── Entries supplied ──

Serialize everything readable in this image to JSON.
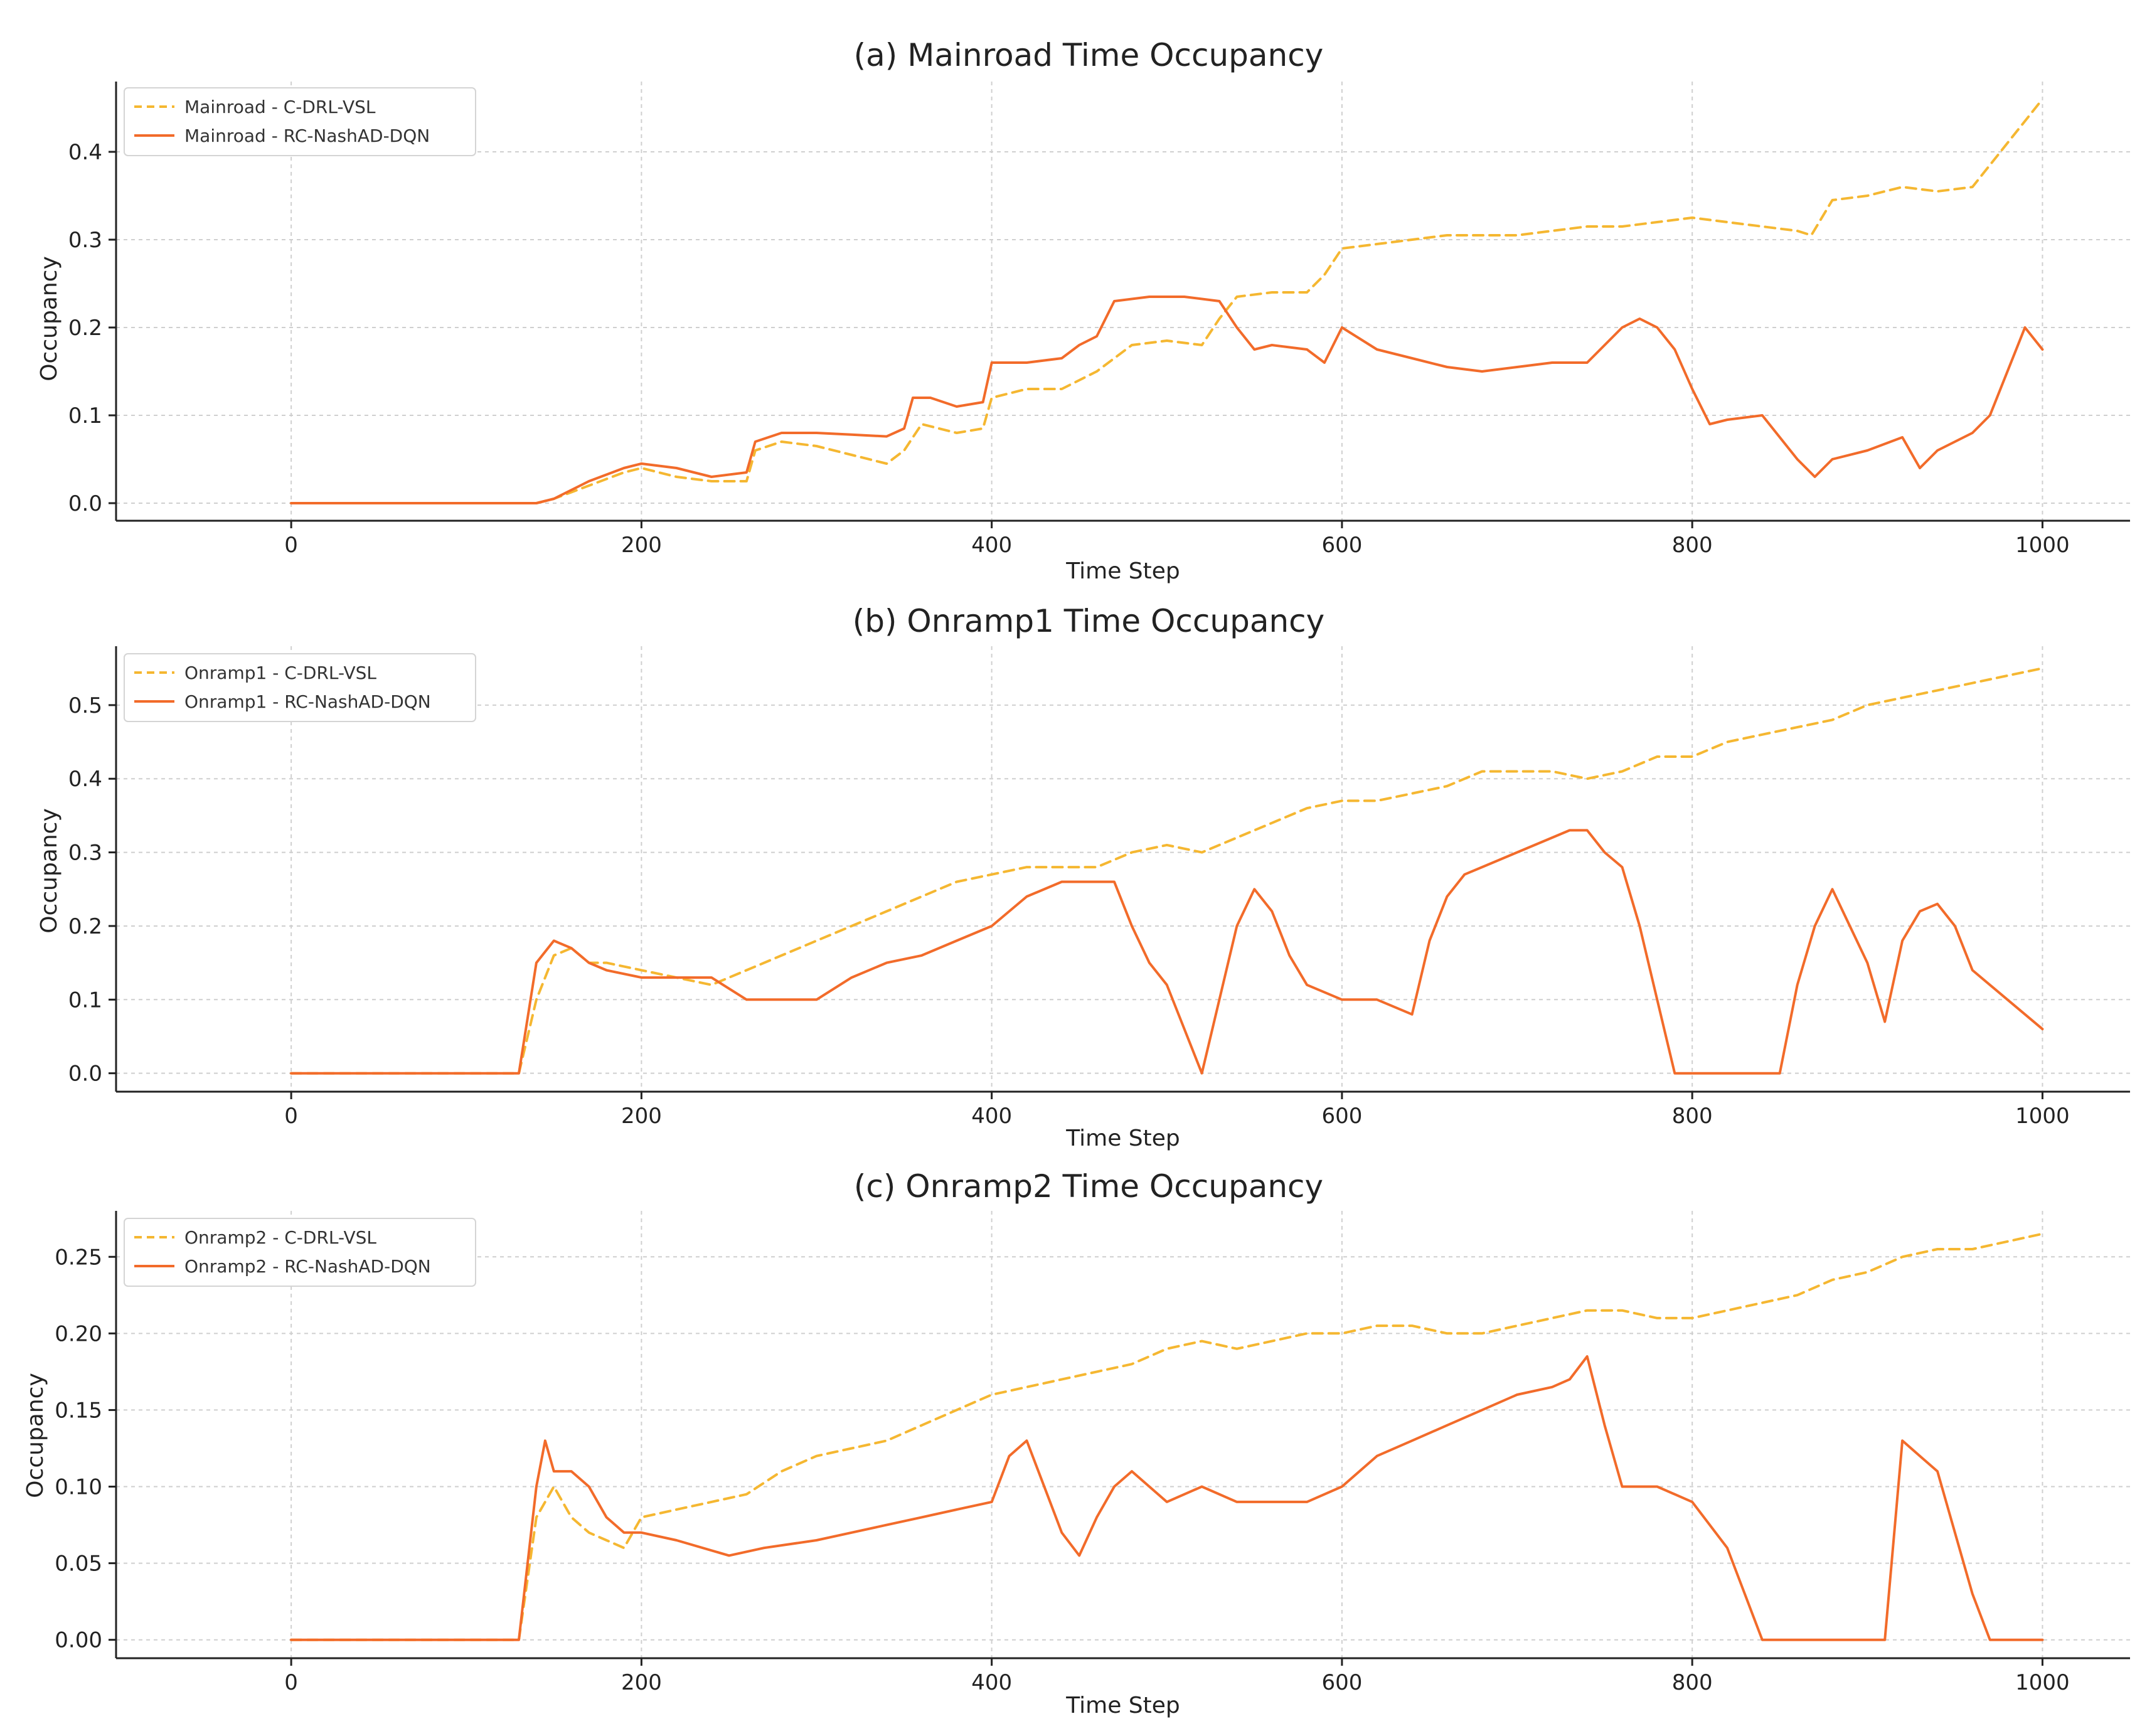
{
  "colors": {
    "cdrl": "#F5B731",
    "rcnash": "#F26B2A"
  },
  "chart_data": [
    {
      "type": "line",
      "title": "(a) Mainroad Time Occupancy",
      "xlabel": "Time Step",
      "ylabel": "Occupancy",
      "xlim": [
        -100,
        1050
      ],
      "ylim": [
        -0.02,
        0.48
      ],
      "xticks": [
        0,
        200,
        400,
        600,
        800,
        1000
      ],
      "xtick_labels": [
        "0",
        "200",
        "400",
        "600",
        "800",
        "1000"
      ],
      "yticks": [
        0.0,
        0.1,
        0.2,
        0.3,
        0.4
      ],
      "ytick_labels": [
        "0.0",
        "0.1",
        "0.2",
        "0.3",
        "0.4"
      ],
      "grid": true,
      "legend_position": "top-left",
      "series": [
        {
          "name": "Mainroad - C-DRL-VSL",
          "style": "dashed",
          "color_key": "cdrl",
          "x": [
            0,
            140,
            150,
            170,
            190,
            200,
            220,
            240,
            260,
            265,
            280,
            300,
            320,
            340,
            350,
            360,
            380,
            395,
            400,
            420,
            440,
            450,
            460,
            480,
            500,
            520,
            530,
            540,
            560,
            580,
            590,
            600,
            620,
            640,
            660,
            680,
            700,
            720,
            740,
            760,
            780,
            800,
            820,
            840,
            860,
            868,
            880,
            900,
            920,
            940,
            960,
            980,
            1000
          ],
          "y": [
            0.0,
            0.0,
            0.005,
            0.02,
            0.035,
            0.04,
            0.03,
            0.025,
            0.025,
            0.06,
            0.07,
            0.065,
            0.055,
            0.045,
            0.06,
            0.09,
            0.08,
            0.085,
            0.12,
            0.13,
            0.13,
            0.14,
            0.15,
            0.18,
            0.185,
            0.18,
            0.21,
            0.235,
            0.24,
            0.24,
            0.26,
            0.29,
            0.295,
            0.3,
            0.305,
            0.305,
            0.305,
            0.31,
            0.315,
            0.315,
            0.32,
            0.325,
            0.32,
            0.315,
            0.31,
            0.305,
            0.345,
            0.35,
            0.36,
            0.355,
            0.36,
            0.41,
            0.46
          ]
        },
        {
          "name": "Mainroad - RC-NashAD-DQN",
          "style": "solid",
          "color_key": "rcnash",
          "x": [
            0,
            140,
            150,
            170,
            190,
            200,
            220,
            240,
            260,
            265,
            280,
            300,
            320,
            340,
            350,
            355,
            365,
            380,
            395,
            400,
            420,
            440,
            450,
            460,
            470,
            490,
            510,
            530,
            540,
            550,
            560,
            580,
            590,
            600,
            620,
            640,
            660,
            680,
            700,
            720,
            740,
            760,
            770,
            780,
            790,
            800,
            810,
            820,
            840,
            860,
            870,
            880,
            900,
            920,
            930,
            940,
            960,
            970,
            980,
            990,
            1000
          ],
          "y": [
            0.0,
            0.0,
            0.005,
            0.025,
            0.04,
            0.045,
            0.04,
            0.03,
            0.035,
            0.07,
            0.08,
            0.08,
            0.078,
            0.076,
            0.085,
            0.12,
            0.12,
            0.11,
            0.115,
            0.16,
            0.16,
            0.165,
            0.18,
            0.19,
            0.23,
            0.235,
            0.235,
            0.23,
            0.2,
            0.175,
            0.18,
            0.175,
            0.16,
            0.2,
            0.175,
            0.165,
            0.155,
            0.15,
            0.155,
            0.16,
            0.16,
            0.2,
            0.21,
            0.2,
            0.175,
            0.13,
            0.09,
            0.095,
            0.1,
            0.05,
            0.03,
            0.05,
            0.06,
            0.075,
            0.04,
            0.06,
            0.08,
            0.1,
            0.15,
            0.2,
            0.175
          ]
        }
      ]
    },
    {
      "type": "line",
      "title": "(b) Onramp1 Time Occupancy",
      "xlabel": "Time Step",
      "ylabel": "Occupancy",
      "xlim": [
        -100,
        1050
      ],
      "ylim": [
        -0.025,
        0.58
      ],
      "xticks": [
        0,
        200,
        400,
        600,
        800,
        1000
      ],
      "xtick_labels": [
        "0",
        "200",
        "400",
        "600",
        "800",
        "1000"
      ],
      "yticks": [
        0.0,
        0.1,
        0.2,
        0.3,
        0.4,
        0.5
      ],
      "ytick_labels": [
        "0.0",
        "0.1",
        "0.2",
        "0.3",
        "0.4",
        "0.5"
      ],
      "grid": true,
      "legend_position": "top-left",
      "series": [
        {
          "name": "Onramp1 - C-DRL-VSL",
          "style": "dashed",
          "color_key": "cdrl",
          "x": [
            0,
            130,
            140,
            150,
            160,
            170,
            180,
            200,
            220,
            240,
            260,
            280,
            300,
            320,
            340,
            360,
            380,
            400,
            420,
            440,
            460,
            480,
            500,
            520,
            540,
            560,
            580,
            600,
            620,
            640,
            660,
            680,
            700,
            720,
            740,
            760,
            780,
            800,
            820,
            840,
            860,
            880,
            900,
            920,
            940,
            960,
            980,
            1000
          ],
          "y": [
            0.0,
            0.0,
            0.1,
            0.16,
            0.17,
            0.15,
            0.15,
            0.14,
            0.13,
            0.12,
            0.14,
            0.16,
            0.18,
            0.2,
            0.22,
            0.24,
            0.26,
            0.27,
            0.28,
            0.28,
            0.28,
            0.3,
            0.31,
            0.3,
            0.32,
            0.34,
            0.36,
            0.37,
            0.37,
            0.38,
            0.39,
            0.41,
            0.41,
            0.41,
            0.4,
            0.41,
            0.43,
            0.43,
            0.45,
            0.46,
            0.47,
            0.48,
            0.5,
            0.51,
            0.52,
            0.53,
            0.54,
            0.55
          ]
        },
        {
          "name": "Onramp1 - RC-NashAD-DQN",
          "style": "solid",
          "color_key": "rcnash",
          "x": [
            0,
            130,
            140,
            150,
            160,
            170,
            180,
            200,
            240,
            260,
            300,
            320,
            340,
            360,
            380,
            400,
            420,
            440,
            460,
            470,
            480,
            490,
            500,
            510,
            520,
            530,
            540,
            550,
            560,
            570,
            580,
            600,
            620,
            640,
            650,
            660,
            670,
            680,
            700,
            720,
            730,
            740,
            750,
            760,
            770,
            780,
            790,
            800,
            820,
            850,
            860,
            870,
            880,
            890,
            900,
            910,
            920,
            930,
            940,
            950,
            960,
            980,
            1000
          ],
          "y": [
            0.0,
            0.0,
            0.15,
            0.18,
            0.17,
            0.15,
            0.14,
            0.13,
            0.13,
            0.1,
            0.1,
            0.13,
            0.15,
            0.16,
            0.18,
            0.2,
            0.24,
            0.26,
            0.26,
            0.26,
            0.2,
            0.15,
            0.12,
            0.06,
            0.0,
            0.1,
            0.2,
            0.25,
            0.22,
            0.16,
            0.12,
            0.1,
            0.1,
            0.08,
            0.18,
            0.24,
            0.27,
            0.28,
            0.3,
            0.32,
            0.33,
            0.33,
            0.3,
            0.28,
            0.2,
            0.1,
            0.0,
            0.0,
            0.0,
            0.0,
            0.12,
            0.2,
            0.25,
            0.2,
            0.15,
            0.07,
            0.18,
            0.22,
            0.23,
            0.2,
            0.14,
            0.1,
            0.06
          ]
        }
      ]
    },
    {
      "type": "line",
      "title": "(c) Onramp2 Time Occupancy",
      "xlabel": "Time Step",
      "ylabel": "Occupancy",
      "xlim": [
        -100,
        1050
      ],
      "ylim": [
        -0.012,
        0.28
      ],
      "xticks": [
        0,
        200,
        400,
        600,
        800,
        1000
      ],
      "xtick_labels": [
        "0",
        "200",
        "400",
        "600",
        "800",
        "1000"
      ],
      "yticks": [
        0.0,
        0.05,
        0.1,
        0.15,
        0.2,
        0.25
      ],
      "ytick_labels": [
        "0.00",
        "0.05",
        "0.10",
        "0.15",
        "0.20",
        "0.25"
      ],
      "grid": true,
      "legend_position": "top-left",
      "series": [
        {
          "name": "Onramp2 - C-DRL-VSL",
          "style": "dashed",
          "color_key": "cdrl",
          "x": [
            0,
            130,
            140,
            150,
            160,
            170,
            180,
            190,
            200,
            220,
            240,
            260,
            280,
            300,
            320,
            340,
            360,
            380,
            400,
            420,
            440,
            460,
            480,
            500,
            520,
            540,
            560,
            580,
            600,
            620,
            640,
            660,
            680,
            700,
            720,
            740,
            760,
            780,
            800,
            820,
            840,
            860,
            880,
            900,
            920,
            940,
            960,
            980,
            1000
          ],
          "y": [
            0.0,
            0.0,
            0.08,
            0.1,
            0.08,
            0.07,
            0.065,
            0.06,
            0.08,
            0.085,
            0.09,
            0.095,
            0.11,
            0.12,
            0.125,
            0.13,
            0.14,
            0.15,
            0.16,
            0.165,
            0.17,
            0.175,
            0.18,
            0.19,
            0.195,
            0.19,
            0.195,
            0.2,
            0.2,
            0.205,
            0.205,
            0.2,
            0.2,
            0.205,
            0.21,
            0.215,
            0.215,
            0.21,
            0.21,
            0.215,
            0.22,
            0.225,
            0.235,
            0.24,
            0.25,
            0.255,
            0.255,
            0.26,
            0.265
          ]
        },
        {
          "name": "Onramp2 - RC-NashAD-DQN",
          "style": "solid",
          "color_key": "rcnash",
          "x": [
            0,
            130,
            140,
            145,
            150,
            160,
            170,
            180,
            190,
            200,
            220,
            250,
            270,
            300,
            320,
            340,
            360,
            380,
            400,
            410,
            420,
            430,
            440,
            450,
            460,
            470,
            480,
            490,
            500,
            520,
            540,
            560,
            580,
            600,
            620,
            640,
            660,
            680,
            700,
            720,
            730,
            740,
            750,
            760,
            780,
            800,
            820,
            830,
            840,
            900,
            910,
            920,
            930,
            940,
            950,
            960,
            970,
            1000
          ],
          "y": [
            0.0,
            0.0,
            0.1,
            0.13,
            0.11,
            0.11,
            0.1,
            0.08,
            0.07,
            0.07,
            0.065,
            0.055,
            0.06,
            0.065,
            0.07,
            0.075,
            0.08,
            0.085,
            0.09,
            0.12,
            0.13,
            0.1,
            0.07,
            0.055,
            0.08,
            0.1,
            0.11,
            0.1,
            0.09,
            0.1,
            0.09,
            0.09,
            0.09,
            0.1,
            0.12,
            0.13,
            0.14,
            0.15,
            0.16,
            0.165,
            0.17,
            0.185,
            0.14,
            0.1,
            0.1,
            0.09,
            0.06,
            0.03,
            0.0,
            0.0,
            0.0,
            0.13,
            0.12,
            0.11,
            0.07,
            0.03,
            0.0,
            0.0
          ]
        }
      ]
    }
  ]
}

───

Task to complete — Using the entries above, return each line that includes the word "title".

Written response —
      "title": "(a) Mainroad Time Occupancy",
      "title": "(b) Onramp1 Time Occupancy",
      "title": "(c) Onramp2 Time Occupancy",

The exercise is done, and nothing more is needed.